--- Description of the task ---
It is required that all of the data be written out exactly.
------------------------------------------------
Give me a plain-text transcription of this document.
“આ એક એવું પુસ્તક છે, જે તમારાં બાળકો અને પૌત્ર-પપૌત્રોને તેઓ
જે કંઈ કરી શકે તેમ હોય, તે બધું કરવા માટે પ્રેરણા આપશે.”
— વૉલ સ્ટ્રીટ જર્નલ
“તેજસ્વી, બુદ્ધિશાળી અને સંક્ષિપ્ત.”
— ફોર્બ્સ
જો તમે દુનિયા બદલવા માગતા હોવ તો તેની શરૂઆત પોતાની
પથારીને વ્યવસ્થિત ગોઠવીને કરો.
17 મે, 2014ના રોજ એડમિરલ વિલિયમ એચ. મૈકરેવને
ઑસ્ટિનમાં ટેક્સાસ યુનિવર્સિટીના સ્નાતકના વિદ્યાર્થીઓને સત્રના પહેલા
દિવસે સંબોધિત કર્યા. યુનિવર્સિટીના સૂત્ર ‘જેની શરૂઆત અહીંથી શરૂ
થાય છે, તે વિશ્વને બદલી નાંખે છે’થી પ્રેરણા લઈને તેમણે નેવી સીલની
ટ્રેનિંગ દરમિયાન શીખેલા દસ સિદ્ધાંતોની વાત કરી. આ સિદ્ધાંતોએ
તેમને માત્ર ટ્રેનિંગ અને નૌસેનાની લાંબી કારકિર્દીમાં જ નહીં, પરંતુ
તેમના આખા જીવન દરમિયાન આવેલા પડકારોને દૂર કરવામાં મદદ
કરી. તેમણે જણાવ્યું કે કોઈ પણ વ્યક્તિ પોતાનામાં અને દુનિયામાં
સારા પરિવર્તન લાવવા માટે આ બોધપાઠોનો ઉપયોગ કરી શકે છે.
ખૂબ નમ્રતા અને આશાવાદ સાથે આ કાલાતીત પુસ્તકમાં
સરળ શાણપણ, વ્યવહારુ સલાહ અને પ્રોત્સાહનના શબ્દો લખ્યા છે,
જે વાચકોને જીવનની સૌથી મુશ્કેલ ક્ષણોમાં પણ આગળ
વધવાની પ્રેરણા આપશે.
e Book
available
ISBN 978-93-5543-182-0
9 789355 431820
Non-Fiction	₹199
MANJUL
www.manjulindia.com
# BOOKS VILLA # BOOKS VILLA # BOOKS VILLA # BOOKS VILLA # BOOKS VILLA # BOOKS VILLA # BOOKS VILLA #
------------------------------------------------
--- Solved exercise ---
Give me a plain-text transcription of this document.
“આ એક એવું પુસ્તક છે, જે તમારાં બાળકો અને પૌત્ર-પપૌત્રોને તેઓ
જે કંઈ કરી શકે તેમ હોય, તે બધું કરવા માટે પ્રેરણા આપશે.”
— વૉલ સ્ટ્રીટ જર્નલ
“તેજસ્વી, બુદ્ધિશાળી અને સંક્ષિપ્ત.”
— ફોર્બ્સ
જો તમે દુનિયા બદલવા માગતા હોવ તો તેની શરૂઆત પોતાની
પથારીને વ્યવસ્થિત ગોઠવીને કરો.
17 મે, 2014ના રોજ એડમિરલ વિલિયમ એચ. મૈકરેવને
ઑસ્ટિનમાં ટેક્સાસ યુનિવર્સિટીના સ્નાતકના વિદ્યાર્થીઓને સત્રના પહેલા
દિવસે સંબોધિત કર્યા. યુનિવર્સિટીના સૂત્ર ‘જેની શરૂઆત અહીંથી શરૂ
થાય છે, તે વિશ્વને બદલી નાંખે છે’થી પ્રેરણા લઈને તેમણે નેવી સીલની
ટ્રેનિંગ દરમિયાન શીખેલા દસ સિદ્ધાંતોની વાત કરી. આ સિદ્ધાંતોએ
તેમને માત્ર ટ્રેનિંગ અને નૌસેનાની લાંબી કારકિર્દીમાં જ નહીં, પરંતુ
તેમના આખા જીવન દરમિયાન આવેલા પડકારોને દૂર કરવામાં મદદ
કરી. તેમણે જણાવ્યું કે કોઈ પણ વ્યક્તિ પોતાનામાં અને દુનિયામાં
સારા પરિવર્તન લાવવા માટે આ બોધપાઠોનો ઉપયોગ કરી શકે છે.
ખૂબ નમ્રતા અને આશાવાદ સાથે આ કાલાતીત પુસ્તકમાં
સરળ શાણપણ, વ્યવહારુ સલાહ અને પ્રોત્સાહનના શબ્દો લખ્યા છે,
જે વાચકોને જીવનની સૌથી મુશ્કેલ ક્ષણોમાં પણ આગળ
વધવાની પ્રેરણા આપશે.
e Book
available
ISBN 978-93-5543-182-0
9 789355 431820
Non-Fiction	₹199
MANJUL
www.manjulindia.com
# BOOKS VILLA # BOOKS VILLA # BOOKS VILLA # BOOKS VILLA # BOOKS VILLA # BOOKS VILLA # BOOKS VILLA #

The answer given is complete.